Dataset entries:
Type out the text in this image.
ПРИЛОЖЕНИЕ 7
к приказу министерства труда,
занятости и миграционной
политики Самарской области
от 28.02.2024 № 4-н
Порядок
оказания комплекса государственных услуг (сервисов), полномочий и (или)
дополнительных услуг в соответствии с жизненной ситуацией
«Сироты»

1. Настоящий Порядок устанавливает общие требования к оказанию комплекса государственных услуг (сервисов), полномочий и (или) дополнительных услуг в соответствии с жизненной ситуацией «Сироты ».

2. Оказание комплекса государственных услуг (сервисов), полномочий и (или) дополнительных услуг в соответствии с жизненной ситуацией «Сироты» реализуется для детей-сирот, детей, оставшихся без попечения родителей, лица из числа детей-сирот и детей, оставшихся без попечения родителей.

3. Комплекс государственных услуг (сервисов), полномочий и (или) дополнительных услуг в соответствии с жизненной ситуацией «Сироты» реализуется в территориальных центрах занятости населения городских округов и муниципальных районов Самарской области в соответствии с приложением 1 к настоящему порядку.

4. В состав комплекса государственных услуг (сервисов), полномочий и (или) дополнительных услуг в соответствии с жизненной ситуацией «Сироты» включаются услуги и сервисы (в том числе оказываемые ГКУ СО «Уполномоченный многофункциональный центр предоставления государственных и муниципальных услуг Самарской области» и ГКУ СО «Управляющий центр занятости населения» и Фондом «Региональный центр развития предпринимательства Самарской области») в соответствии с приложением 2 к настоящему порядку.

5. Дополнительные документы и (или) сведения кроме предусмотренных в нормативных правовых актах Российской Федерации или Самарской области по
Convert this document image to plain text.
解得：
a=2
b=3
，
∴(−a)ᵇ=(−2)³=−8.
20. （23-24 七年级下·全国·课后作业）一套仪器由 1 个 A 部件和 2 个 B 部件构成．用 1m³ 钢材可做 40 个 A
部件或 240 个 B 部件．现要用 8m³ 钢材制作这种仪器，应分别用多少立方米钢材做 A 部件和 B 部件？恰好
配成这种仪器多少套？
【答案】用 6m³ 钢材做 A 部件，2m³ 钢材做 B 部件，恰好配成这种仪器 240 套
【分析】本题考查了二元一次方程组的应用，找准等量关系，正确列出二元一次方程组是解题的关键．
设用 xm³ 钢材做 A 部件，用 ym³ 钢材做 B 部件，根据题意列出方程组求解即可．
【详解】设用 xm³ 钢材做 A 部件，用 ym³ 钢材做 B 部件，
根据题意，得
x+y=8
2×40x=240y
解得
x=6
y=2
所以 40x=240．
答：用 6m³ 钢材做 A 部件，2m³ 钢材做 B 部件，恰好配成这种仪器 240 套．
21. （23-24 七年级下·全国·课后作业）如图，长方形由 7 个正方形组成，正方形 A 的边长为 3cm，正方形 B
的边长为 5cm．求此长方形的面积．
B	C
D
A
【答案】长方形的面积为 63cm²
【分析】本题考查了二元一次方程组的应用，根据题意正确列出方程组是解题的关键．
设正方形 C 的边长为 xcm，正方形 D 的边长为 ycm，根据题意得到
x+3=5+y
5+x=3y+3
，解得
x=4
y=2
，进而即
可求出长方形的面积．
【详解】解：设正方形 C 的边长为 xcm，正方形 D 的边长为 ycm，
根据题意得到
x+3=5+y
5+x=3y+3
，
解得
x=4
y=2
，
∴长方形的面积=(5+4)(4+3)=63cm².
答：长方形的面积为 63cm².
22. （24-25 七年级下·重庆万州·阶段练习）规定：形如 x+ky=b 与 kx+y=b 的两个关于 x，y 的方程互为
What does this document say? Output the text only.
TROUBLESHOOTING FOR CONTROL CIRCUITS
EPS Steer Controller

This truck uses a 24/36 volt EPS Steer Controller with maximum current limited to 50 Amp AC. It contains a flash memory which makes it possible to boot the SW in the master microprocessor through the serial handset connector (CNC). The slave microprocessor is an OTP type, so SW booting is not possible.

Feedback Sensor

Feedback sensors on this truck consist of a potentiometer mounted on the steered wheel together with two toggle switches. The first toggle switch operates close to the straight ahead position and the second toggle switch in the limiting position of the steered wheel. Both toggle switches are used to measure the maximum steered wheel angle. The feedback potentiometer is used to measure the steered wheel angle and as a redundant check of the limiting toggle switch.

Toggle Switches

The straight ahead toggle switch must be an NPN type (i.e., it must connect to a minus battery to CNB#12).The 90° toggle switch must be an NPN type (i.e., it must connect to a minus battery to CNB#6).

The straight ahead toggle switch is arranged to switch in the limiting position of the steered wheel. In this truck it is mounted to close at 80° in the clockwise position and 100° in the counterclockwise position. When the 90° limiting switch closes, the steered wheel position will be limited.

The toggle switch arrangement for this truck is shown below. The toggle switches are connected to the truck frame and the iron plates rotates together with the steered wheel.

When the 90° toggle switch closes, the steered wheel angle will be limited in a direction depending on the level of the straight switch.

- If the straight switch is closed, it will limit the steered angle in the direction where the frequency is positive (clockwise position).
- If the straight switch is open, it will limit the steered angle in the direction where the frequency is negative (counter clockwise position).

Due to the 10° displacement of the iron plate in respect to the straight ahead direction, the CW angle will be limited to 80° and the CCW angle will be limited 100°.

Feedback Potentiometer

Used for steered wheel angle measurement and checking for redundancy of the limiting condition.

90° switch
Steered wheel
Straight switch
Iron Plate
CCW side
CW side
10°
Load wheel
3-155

Stated problem =
Print every entry exactly as it appears.

Expected answer =
Type out the text in this image.
ПРИЛОЖЕНИЕ 7
к приказу министерства труда,
занятости и миграционной
политики Самарской области
от 28.02.2024 № 4-н
Порядок
оказания комплекса государственных услуг (сервисов), полномочий и (или)
дополнительных услуг в соответствии с жизненной ситуацией
«Сироты»

1. Настоящий Порядок устанавливает общие требования к оказанию комплекса государственных услуг (сервисов), полномочий и (или) дополнительных услуг в соответствии с жизненной ситуацией «Сироты ».

2. Оказание комплекса государственных услуг (сервисов), полномочий и (или) дополнительных услуг в соответствии с жизненной ситуацией «Сироты» реализуется для детей-сирот, детей, оставшихся без попечения родителей, лица из числа детей-сирот и детей, оставшихся без попечения родителей.

3. Комплекс государственных услуг (сервисов), полномочий и (или) дополнительных услуг в соответствии с жизненной ситуацией «Сироты» реализуется в территориальных центрах занятости населения городских округов и муниципальных районов Самарской области в соответствии с приложением 1 к настоящему порядку.

4. В состав комплекса государственных услуг (сервисов), полномочий и (или) дополнительных услуг в соответствии с жизненной ситуацией «Сироты» включаются услуги и сервисы (в том числе оказываемые ГКУ СО «Уполномоченный многофункциональный центр предоставления государственных и муниципальных услуг Самарской области» и ГКУ СО «Управляющий центр занятости населения» и Фондом «Региональный центр развития предпринимательства Самарской области») в соответствии с приложением 2 к настоящему порядку.

5. Дополнительные документы и (или) сведения кроме предусмотренных в нормативных правовых актах Российской Федерации или Самарской области по
Convert this document image to plain text.
解得：
a=2
b=3
，
∴(−a)ᵇ=(−2)³=−8.
20. （23-24 七年级下·全国·课后作业）一套仪器由 1 个 A 部件和 2 个 B 部件构成．用 1m³ 钢材可做 40 个 A
部件或 240 个 B 部件．现要用 8m³ 钢材制作这种仪器，应分别用多少立方米钢材做 A 部件和 B 部件？恰好
配成这种仪器多少套？
【答案】用 6m³ 钢材做 A 部件，2m³ 钢材做 B 部件，恰好配成这种仪器 240 套
【分析】本题考查了二元一次方程组的应用，找准等量关系，正确列出二元一次方程组是解题的关键．
设用 xm³ 钢材做 A 部件，用 ym³ 钢材做 B 部件，根据题意列出方程组求解即可．
【详解】设用 xm³ 钢材做 A 部件，用 ym³ 钢材做 B 部件，
根据题意，得
x+y=8
2×40x=240y
解得
x=6
y=2
所以 40x=240．
答：用 6m³ 钢材做 A 部件，2m³ 钢材做 B 部件，恰好配成这种仪器 240 套．
21. （23-24 七年级下·全国·课后作业）如图，长方形由 7 个正方形组成，正方形 A 的边长为 3cm，正方形 B
的边长为 5cm．求此长方形的面积．
B	C
D
A
【答案】长方形的面积为 63cm²
【分析】本题考查了二元一次方程组的应用，根据题意正确列出方程组是解题的关键．
设正方形 C 的边长为 xcm，正方形 D 的边长为 ycm，根据题意得到
x+3=5+y
5+x=3y+3
，解得
x=4
y=2
，进而即
可求出长方形的面积．
【详解】解：设正方形 C 的边长为 xcm，正方形 D 的边长为 ycm，
根据题意得到
x+3=5+y
5+x=3y+3
，
解得
x=4
y=2
，
∴长方形的面积=(5+4)(4+3)=63cm².
答：长方形的面积为 63cm².
22. （24-25 七年级下·重庆万州·阶段练习）规定：形如 x+ky=b 与 kx+y=b 的两个关于 x，y 的方程互为
What does this document say? Output the text only.
TROUBLESHOOTING FOR CONTROL CIRCUITS
EPS Steer Controller

This truck uses a 24/36 volt EPS Steer Controller with maximum current limited to 50 Amp AC. It contains a flash memory which makes it possible to boot the SW in the master microprocessor through the serial handset connector (CNC). The slave microprocessor is an OTP type, so SW booting is not possible.

Feedback Sensor

Feedback sensors on this truck consist of a potentiometer mounted on the steered wheel together with two toggle switches. The first toggle switch operates close to the straight ahead position and the second toggle switch in the limiting position of the steered wheel. Both toggle switches are used to measure the maximum steered wheel angle. The feedback potentiometer is used to measure the steered wheel angle and as a redundant check of the limiting toggle switch.

Toggle Switches

The straight ahead toggle switch must be an NPN type (i.e., it must connect to a minus battery to CNB#12).The 90° toggle switch must be an NPN type (i.e., it must connect to a minus battery to CNB#6).

The straight ahead toggle switch is arranged to switch in the limiting position of the steered wheel. In this truck it is mounted to close at 80° in the clockwise position and 100° in the counterclockwise position. When the 90° limiting switch closes, the steered wheel position will be limited.

The toggle switch arrangement for this truck is shown below. The toggle switches are connected to the truck frame and the iron plates rotates together with the steered wheel.

When the 90° toggle switch closes, the steered wheel angle will be limited in a direction depending on the level of the straight switch.

- If the straight switch is closed, it will limit the steered angle in the direction where the frequency is positive (clockwise position).
- If the straight switch is open, it will limit the steered angle in the direction where the frequency is negative (counter clockwise position).

Due to the 10° displacement of the iron plate in respect to the straight ahead direction, the CW angle will be limited to 80° and the CCW angle will be limited 100°.

Feedback Potentiometer

Used for steered wheel angle measurement and checking for redundancy of the limiting condition.

90° switch
Steered wheel
Straight switch
Iron Plate
CCW side
CW side
10°
Load wheel
3-155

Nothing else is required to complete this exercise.